═══ INPUT RECORDS
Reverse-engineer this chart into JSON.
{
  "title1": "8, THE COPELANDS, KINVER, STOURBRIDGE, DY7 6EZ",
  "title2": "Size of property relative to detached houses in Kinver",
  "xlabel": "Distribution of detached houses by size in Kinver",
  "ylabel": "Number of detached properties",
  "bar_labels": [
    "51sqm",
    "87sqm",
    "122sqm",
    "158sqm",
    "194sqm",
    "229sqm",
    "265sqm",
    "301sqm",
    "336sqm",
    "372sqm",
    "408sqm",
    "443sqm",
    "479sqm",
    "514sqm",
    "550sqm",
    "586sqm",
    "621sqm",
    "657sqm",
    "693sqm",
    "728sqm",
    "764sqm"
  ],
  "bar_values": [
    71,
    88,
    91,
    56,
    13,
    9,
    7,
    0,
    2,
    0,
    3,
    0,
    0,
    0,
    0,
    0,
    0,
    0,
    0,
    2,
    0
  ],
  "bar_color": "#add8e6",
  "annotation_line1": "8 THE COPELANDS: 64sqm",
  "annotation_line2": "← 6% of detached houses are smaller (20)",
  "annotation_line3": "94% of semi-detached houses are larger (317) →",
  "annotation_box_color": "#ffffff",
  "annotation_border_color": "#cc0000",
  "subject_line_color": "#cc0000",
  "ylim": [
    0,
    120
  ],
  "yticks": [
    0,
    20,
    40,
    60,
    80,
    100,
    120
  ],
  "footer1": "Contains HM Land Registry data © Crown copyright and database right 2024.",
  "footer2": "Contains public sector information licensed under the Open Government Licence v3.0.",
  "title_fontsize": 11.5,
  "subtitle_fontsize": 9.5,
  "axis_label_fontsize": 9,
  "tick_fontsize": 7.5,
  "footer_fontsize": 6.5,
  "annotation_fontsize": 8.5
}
══════
_TO BE DONE_. In the listing, find all lines with the string "Contains" and copy them.

_RESPONSE_.
  "footer1": "Contains HM Land Registry data © Crown copyright and database right 2024.",
  "footer2": "Contains public sector information licensed under the Open Government Licence v3.0.",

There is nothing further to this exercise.